Among the lines below, count those containing the word "racing". Give the number only.

-- Start Data rows --

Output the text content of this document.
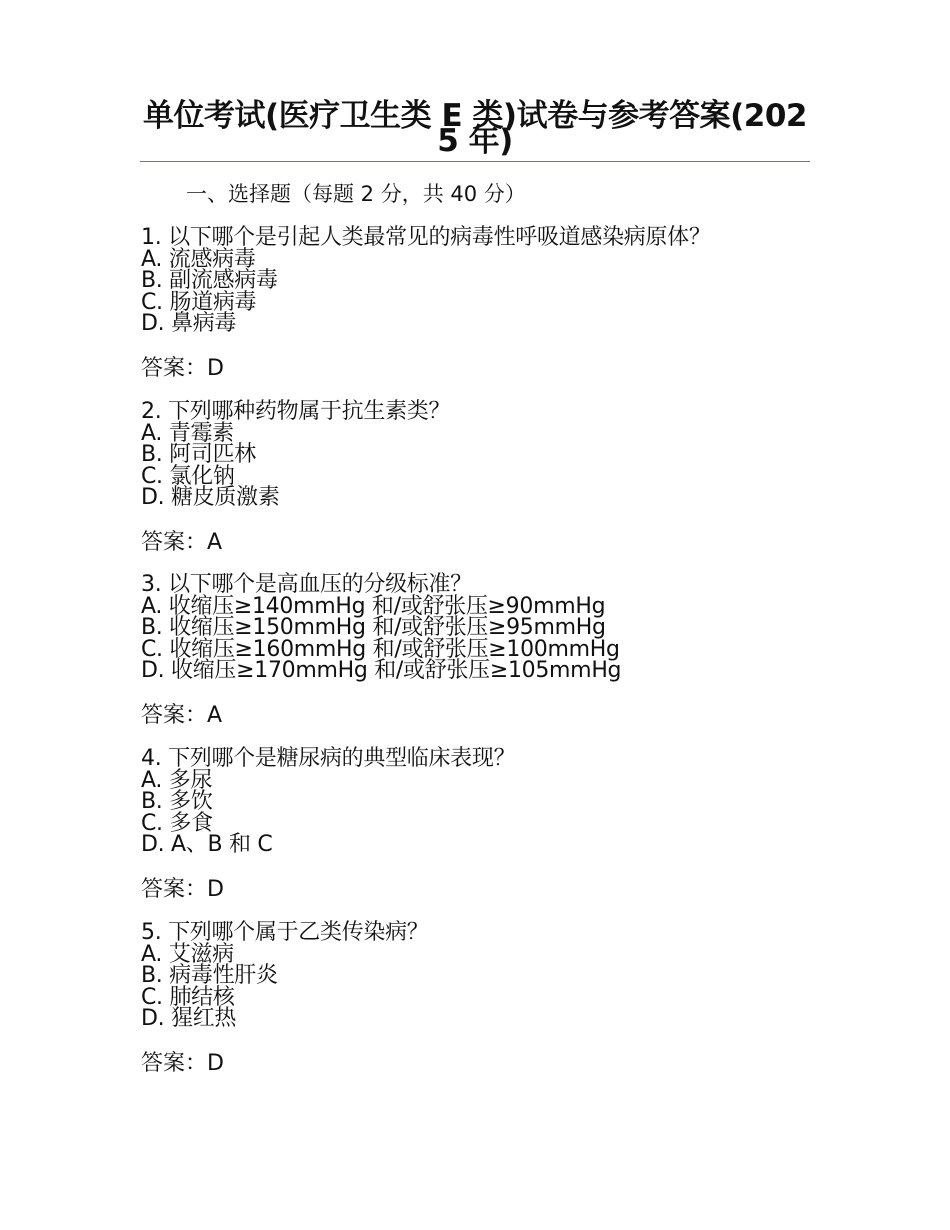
单位考试(医疗卫生类 E 类)试卷与参考答案(2025 年)
一、选择题（每题 2 分，共 40 分）
1. 以下哪个是引起人类最常见的病毒性呼吸道感染病原体？
A. 流感病毒
B. 副流感病毒
C. 肠道病毒
D. 鼻病毒
答案：D
2. 下列哪种药物属于抗生素类？
A. 青霉素
B. 阿司匹林
C. 氯化钠
D. 糖皮质激素
答案：A
3. 以下哪个是高血压的分级标准？
A. 收缩压≥140mmHg 和/或舒张压≥90mmHg
B. 收缩压≥150mmHg 和/或舒张压≥95mmHg
C. 收缩压≥160mmHg 和/或舒张压≥100mmHg
D. 收缩压≥170mmHg 和/或舒张压≥105mmHg
答案：A
4. 下列哪个是糖尿病的典型临床表现？
A. 多尿
B. 多饮
C. 多食
D. A、B 和 C
答案：D
5. 下列哪个属于乙类传染病？
A. 艾滋病
B. 病毒性肝炎
C. 肺结核
D. 猩红热
答案：D
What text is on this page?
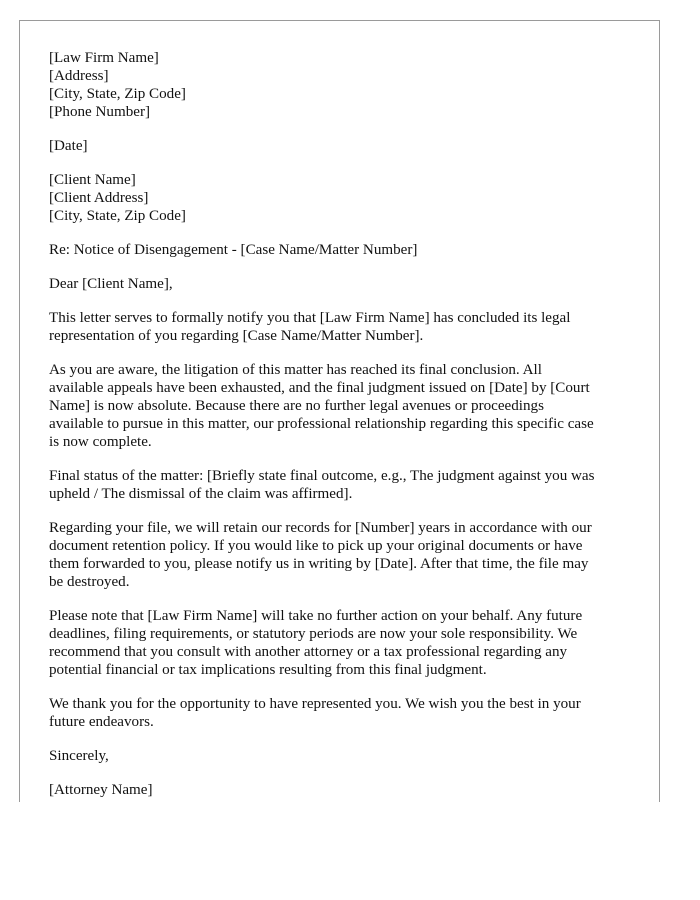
[Law Firm Name]
[Address]
[City, State, Zip Code]
[Phone Number]
[Date]
[Client Name]
[Client Address]
[City, State, Zip Code]
Re: Notice of Disengagement - [Case Name/Matter Number]
Dear [Client Name],

This letter serves to formally notify you that [Law Firm Name] has concluded its legal
representation of you regarding [Case Name/Matter Number].

As you are aware, the litigation of this matter has reached its final conclusion. All
available appeals have been exhausted, and the final judgment issued on [Date] by [Court
Name] is now absolute. Because there are no further legal avenues or proceedings
available to pursue in this matter, our professional relationship regarding this specific case
is now complete.

Final status of the matter: [Briefly state final outcome, e.g., The judgment against you was
upheld / The dismissal of the claim was affirmed].

Regarding your file, we will retain our records for [Number] years in accordance with our
document retention policy. If you would like to pick up your original documents or have
them forwarded to you, please notify us in writing by [Date]. After that time, the file may
be destroyed.

Please note that [Law Firm Name] will take no further action on your behalf. Any future
deadlines, filing requirements, or statutory periods are now your sole responsibility. We
recommend that you consult with another attorney or a tax professional regarding any
potential financial or tax implications resulting from this final judgment.

We thank you for the opportunity to have represented you. We wish you the best in your
future endeavors.

Sincerely,
[Attorney Name]
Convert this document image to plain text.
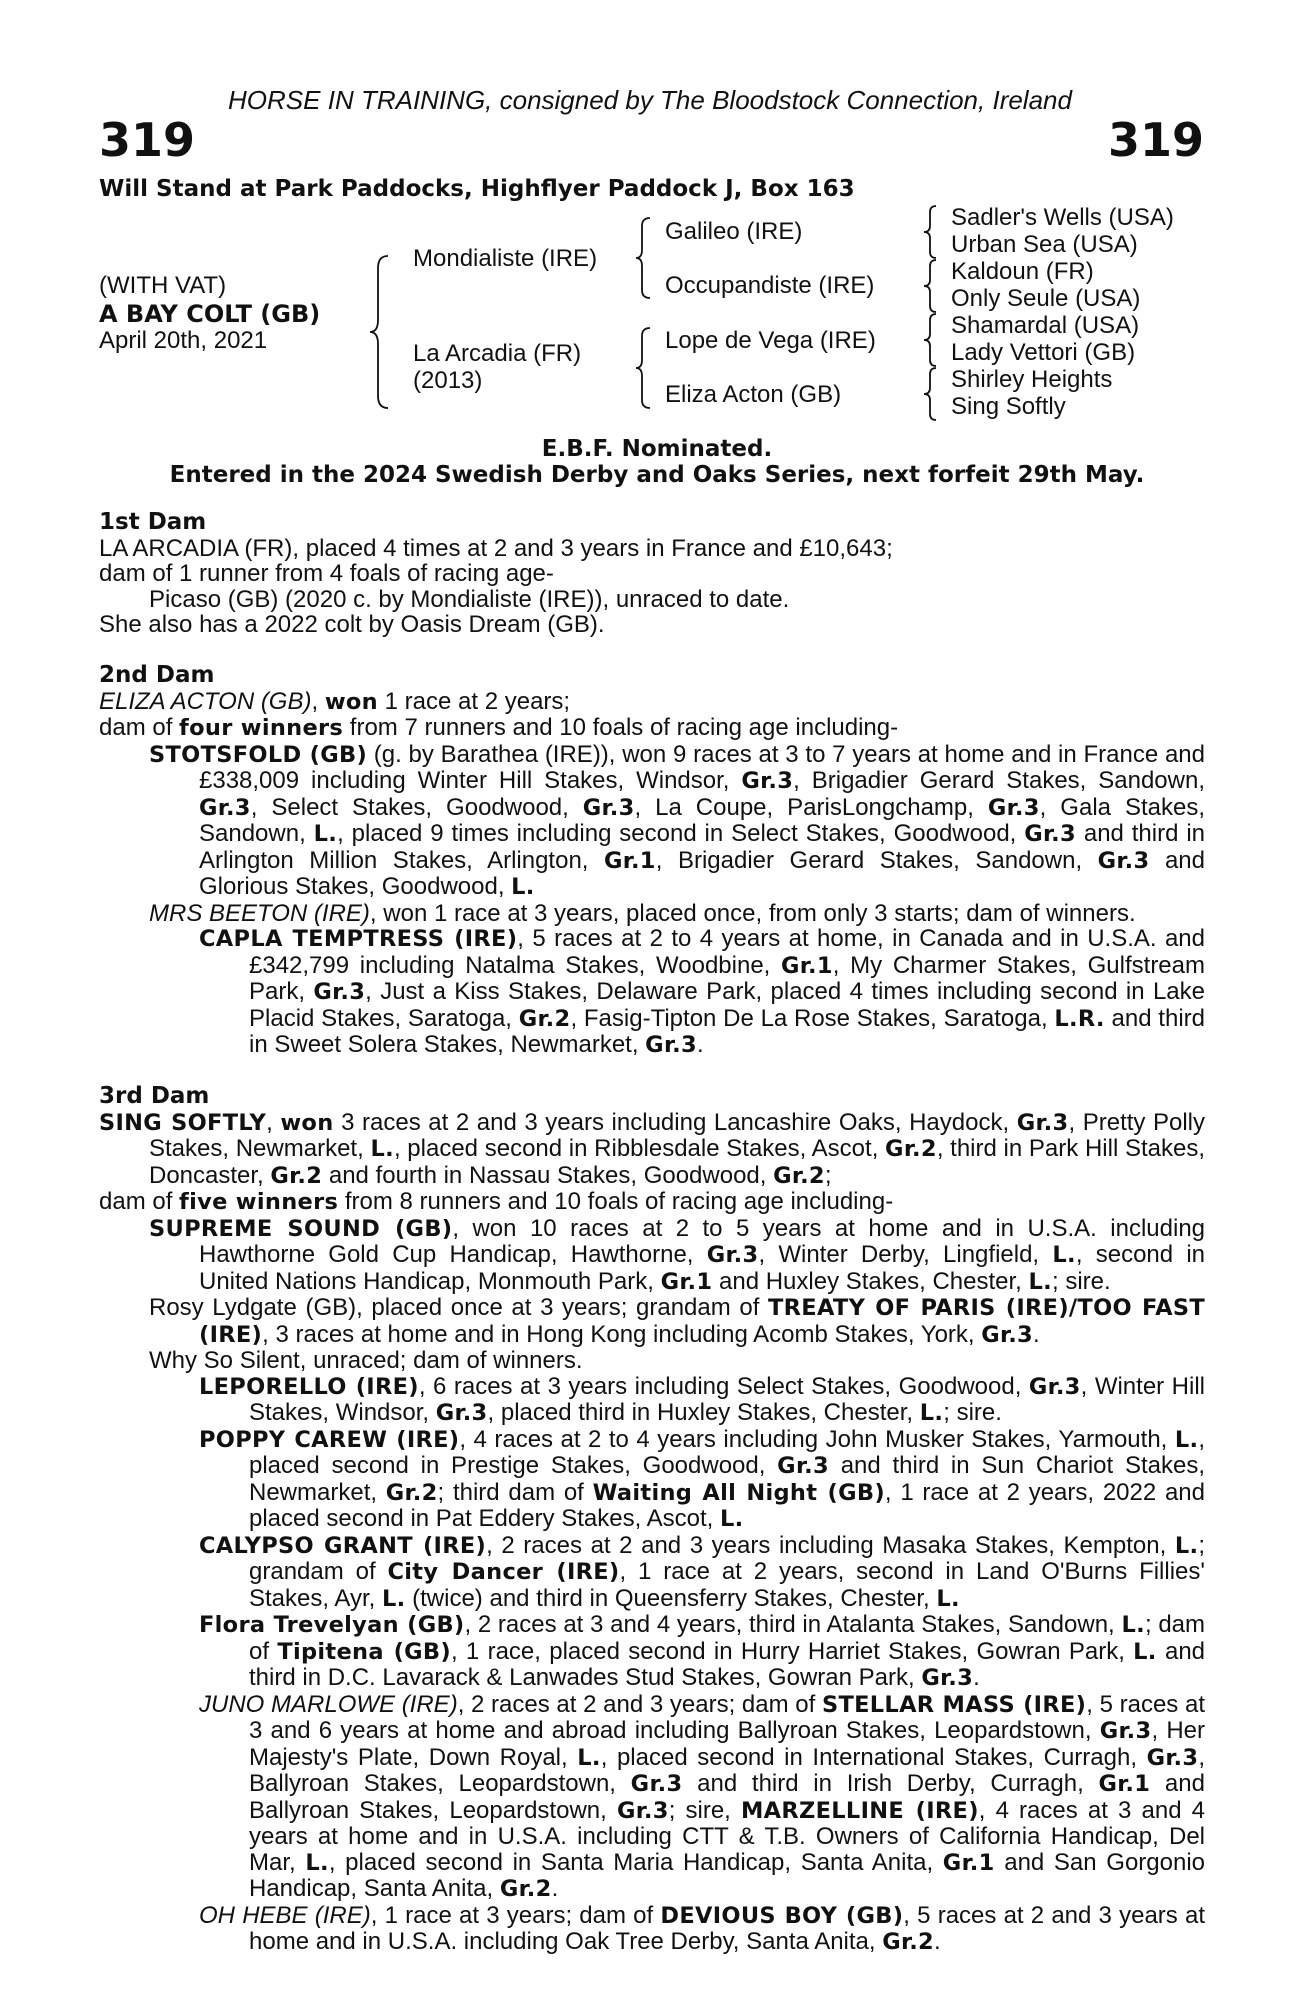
HORSE IN TRAINING, consigned by The Bloodstock Connection, Ireland
319	319
Will Stand at Park Paddocks, Highflyer Paddock J, Box 163
(WITH VAT)
A BAY COLT (GB)
April 20th, 2021
Mondialiste (IRE)
La Arcadia (FR)
(2013)
Galileo (IRE)
Occupandiste (IRE)
Lope de Vega (IRE)
Eliza Acton (GB)
Sadler's Wells (USA)
Urban Sea (USA)
Kaldoun (FR)
Only Seule (USA)
Shamardal (USA)
Lady Vettori (GB)
Shirley Heights
Sing Softly
E.B.F. Nominated.
Entered in the 2024 Swedish Derby and Oaks Series, next forfeit 29th May.

1st Dam

LA ARCADIA (FR), placed 4 times at 2 and 3 years in France and £10,643;

dam of 1 runner from 4 foals of racing age-

Picaso (GB) (2020 c. by Mondialiste (IRE)), unraced to date.

She also has a 2022 colt by Oasis Dream (GB).

2nd Dam

ELIZA ACTON (GB), won 1 race at 2 years;

dam of four winners from 7 runners and 10 foals of racing age including-

STOTSFOLD (GB) (g. by Barathea (IRE)), won 9 races at 3 to 7 years at home and in France and £338,009 including Winter Hill Stakes, Windsor, Gr.3, Brigadier Gerard Stakes, Sandown, Gr.3, Select Stakes, Goodwood, Gr.3, La Coupe, ParisLongchamp, Gr.3, Gala Stakes, Sandown, L., placed 9 times including second in Select Stakes, Goodwood, Gr.3 and third in Arlington Million Stakes, Arlington, Gr.1, Brigadier Gerard Stakes, Sandown, Gr.3 and Glorious Stakes, Goodwood, L.

MRS BEETON (IRE), won 1 race at 3 years, placed once, from only 3 starts; dam of winners.

CAPLA TEMPTRESS (IRE), 5 races at 2 to 4 years at home, in Canada and in U.S.A. and £342,799 including Natalma Stakes, Woodbine, Gr.1, My Charmer Stakes, Gulfstream Park, Gr.3, Just a Kiss Stakes, Delaware Park, placed 4 times including second in Lake Placid Stakes, Saratoga, Gr.2, Fasig-Tipton De La Rose Stakes, Saratoga, L.R. and third in Sweet Solera Stakes, Newmarket, Gr.3.

3rd Dam

SING SOFTLY, won 3 races at 2 and 3 years including Lancashire Oaks, Haydock, Gr.3, Pretty Polly Stakes, Newmarket, L., placed second in Ribblesdale Stakes, Ascot, Gr.2, third in Park Hill Stakes, Doncaster, Gr.2 and fourth in Nassau Stakes, Goodwood, Gr.2;

dam of five winners from 8 runners and 10 foals of racing age including-

SUPREME SOUND (GB), won 10 races at 2 to 5 years at home and in U.S.A. including Hawthorne Gold Cup Handicap, Hawthorne, Gr.3, Winter Derby, Lingfield, L., second in United Nations Handicap, Monmouth Park, Gr.1 and Huxley Stakes, Chester, L.; sire.

Rosy Lydgate (GB), placed once at 3 years; grandam of TREATY OF PARIS (IRE)/TOO FAST (IRE), 3 races at home and in Hong Kong including Acomb Stakes, York, Gr.3.

Why So Silent, unraced; dam of winners.

LEPORELLO (IRE), 6 races at 3 years including Select Stakes, Goodwood, Gr.3, Winter Hill Stakes, Windsor, Gr.3, placed third in Huxley Stakes, Chester, L.; sire.

POPPY CAREW (IRE), 4 races at 2 to 4 years including John Musker Stakes, Yarmouth, L., placed second in Prestige Stakes, Goodwood, Gr.3 and third in Sun Chariot Stakes, Newmarket, Gr.2; third dam of Waiting All Night (GB), 1 race at 2 years, 2022 and placed second in Pat Eddery Stakes, Ascot, L.

CALYPSO GRANT (IRE), 2 races at 2 and 3 years including Masaka Stakes, Kempton, L.; grandam of City Dancer (IRE), 1 race at 2 years, second in Land O'Burns Fillies' Stakes, Ayr, L. (twice) and third in Queensferry Stakes, Chester, L.

Flora Trevelyan (GB), 2 races at 3 and 4 years, third in Atalanta Stakes, Sandown, L.; dam of Tipitena (GB), 1 race, placed second in Hurry Harriet Stakes, Gowran Park, L. and third in D.C. Lavarack & Lanwades Stud Stakes, Gowran Park, Gr.3.

JUNO MARLOWE (IRE), 2 races at 2 and 3 years; dam of STELLAR MASS (IRE), 5 races at 3 and 6 years at home and abroad including Ballyroan Stakes, Leopardstown, Gr.3, Her Majesty's Plate, Down Royal, L., placed second in International Stakes, Curragh, Gr.3, Ballyroan Stakes, Leopardstown, Gr.3 and third in Irish Derby, Curragh, Gr.1 and Ballyroan Stakes, Leopardstown, Gr.3; sire, MARZELLINE (IRE), 4 races at 3 and 4 years at home and in U.S.A. including CTT & T.B. Owners of California Handicap, Del Mar, L., placed second in Santa Maria Handicap, Santa Anita, Gr.1 and San Gorgonio Handicap, Santa Anita, Gr.2.

OH HEBE (IRE), 1 race at 3 years; dam of DEVIOUS BOY (GB), 5 races at 2 and 3 years at home and in U.S.A. including Oak Tree Derby, Santa Anita, Gr.2.
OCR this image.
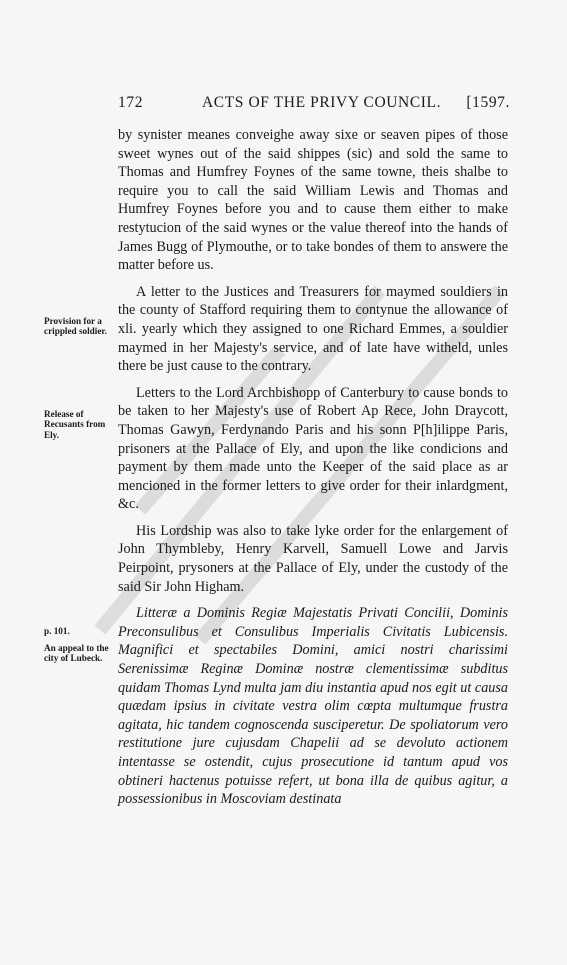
172	ACTS OF THE PRIVY COUNCIL. [1597.
Provision for a crippled soldier.
Release of Recusants from Ely.
p. 101.
An appeal to the city of Lubeck.

by synister meanes conveighe away sixe or seaven pipes of those sweet wynes out of the said shippes (sic) and sold the same to Thomas and Humfrey Foynes of the same towne, theis shalbe to require you to call the said William Lewis and Thomas and Humfrey Foynes before you and to cause them either to make restytucion of the said wynes or the value thereof into the hands of James Bugg of Plymouthe, or to take bondes of them to answere the matter before us.

A letter to the Justices and Treasurers for maymed souldiers in the county of Stafford requiring them to contynue the allowance of xli. yearly which they assigned to one Richard Emmes, a souldier maymed in her Majesty's service, and of late have witheld, unles there be just cause to the contrary.

Letters to the Lord Archbishopp of Canterbury to cause bonds to be taken to her Majesty's use of Robert Ap Rece, John Draycott, Thomas Gawyn, Ferdynando Paris and his sonn P[h]ilippe Paris, prisoners at the Pallace of Ely, and upon the like condicions and payment by them made unto the Keeper of the said place as ar mencioned in the former letters to give order for their inlardgment, &c.

His Lordship was also to take lyke order for the enlargement of John Thymbleby, Henry Karvell, Samuell Lowe and Jarvis Peirpoint, prysoners at the Pallace of Ely, under the custody of the said Sir John Higham.

Litteræ a Dominis Regiæ Majestatis Privati Concilii, Dominis Preconsulibus et Consulibus Imperialis Civitatis Lubicensis. Magnifici et spectabiles Domini, amici nostri charissimi Serenissimæ Reginæ Dominæ nostræ clementissimæ subditus quidam Thomas Lynd multa jam diu instantia apud nos egit ut causa quædam ipsius in civitate vestra olim cœpta multumque frustra agitata, hic tandem cognoscenda susciperetur. De spoliatorum vero restitutione jure cujusdam Chapelii ad se devoluto actionem intentasse se ostendit, cujus prosecutione id tantum apud vos obtineri hactenus potuisse refert, ut bona illa de quibus agitur, a possessionibus in Moscoviam destinata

-- End Data rows --

_Response below_:
3